- EXERCISE DETAILS
Hunt for the word "JSON" across the entries below, copying each line that holds it.

- EXTRACTED RECORDS
** begin **

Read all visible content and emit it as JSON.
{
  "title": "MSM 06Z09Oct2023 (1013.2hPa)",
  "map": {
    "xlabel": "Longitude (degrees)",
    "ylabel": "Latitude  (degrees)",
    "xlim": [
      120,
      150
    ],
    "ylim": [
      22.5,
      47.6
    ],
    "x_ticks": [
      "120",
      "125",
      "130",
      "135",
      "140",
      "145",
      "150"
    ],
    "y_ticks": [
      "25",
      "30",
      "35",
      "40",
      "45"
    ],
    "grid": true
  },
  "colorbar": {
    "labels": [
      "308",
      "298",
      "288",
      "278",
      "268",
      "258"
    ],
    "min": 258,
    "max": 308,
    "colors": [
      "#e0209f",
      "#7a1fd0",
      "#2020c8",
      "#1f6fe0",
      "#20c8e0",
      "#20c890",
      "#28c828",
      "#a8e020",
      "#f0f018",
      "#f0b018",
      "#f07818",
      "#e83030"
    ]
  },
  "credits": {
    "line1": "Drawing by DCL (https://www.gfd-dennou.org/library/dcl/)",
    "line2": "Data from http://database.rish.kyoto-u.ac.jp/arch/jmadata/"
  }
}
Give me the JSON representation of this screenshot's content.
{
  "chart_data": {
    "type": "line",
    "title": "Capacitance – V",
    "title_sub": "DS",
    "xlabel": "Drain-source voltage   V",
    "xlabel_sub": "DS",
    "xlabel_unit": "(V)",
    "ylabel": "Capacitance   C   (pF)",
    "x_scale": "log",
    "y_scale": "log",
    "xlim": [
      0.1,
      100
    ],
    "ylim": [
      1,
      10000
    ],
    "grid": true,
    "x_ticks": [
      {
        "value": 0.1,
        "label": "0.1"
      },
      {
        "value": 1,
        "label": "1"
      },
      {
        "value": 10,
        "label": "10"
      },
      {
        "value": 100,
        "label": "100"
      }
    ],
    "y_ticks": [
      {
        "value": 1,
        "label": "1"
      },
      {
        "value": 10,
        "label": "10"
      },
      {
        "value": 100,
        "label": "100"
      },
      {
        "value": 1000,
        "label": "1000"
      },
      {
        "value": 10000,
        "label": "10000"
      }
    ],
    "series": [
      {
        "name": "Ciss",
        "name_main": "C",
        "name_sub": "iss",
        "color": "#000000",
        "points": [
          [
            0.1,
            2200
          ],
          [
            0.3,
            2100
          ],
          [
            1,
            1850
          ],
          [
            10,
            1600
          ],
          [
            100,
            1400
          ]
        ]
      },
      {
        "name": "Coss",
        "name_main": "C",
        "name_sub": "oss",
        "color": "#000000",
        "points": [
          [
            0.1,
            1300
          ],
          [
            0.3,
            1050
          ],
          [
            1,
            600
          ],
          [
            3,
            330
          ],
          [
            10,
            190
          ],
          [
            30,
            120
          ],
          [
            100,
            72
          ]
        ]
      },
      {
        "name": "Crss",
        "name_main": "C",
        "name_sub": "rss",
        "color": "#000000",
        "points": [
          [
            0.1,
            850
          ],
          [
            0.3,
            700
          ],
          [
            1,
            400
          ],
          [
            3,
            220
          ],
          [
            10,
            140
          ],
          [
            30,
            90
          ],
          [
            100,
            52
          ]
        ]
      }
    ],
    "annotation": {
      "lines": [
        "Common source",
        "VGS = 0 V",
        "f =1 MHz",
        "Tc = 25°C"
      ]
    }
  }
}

** end **

- SOLUTION
Read all visible content and emit it as JSON.
Give me the JSON representation of this screenshot's content.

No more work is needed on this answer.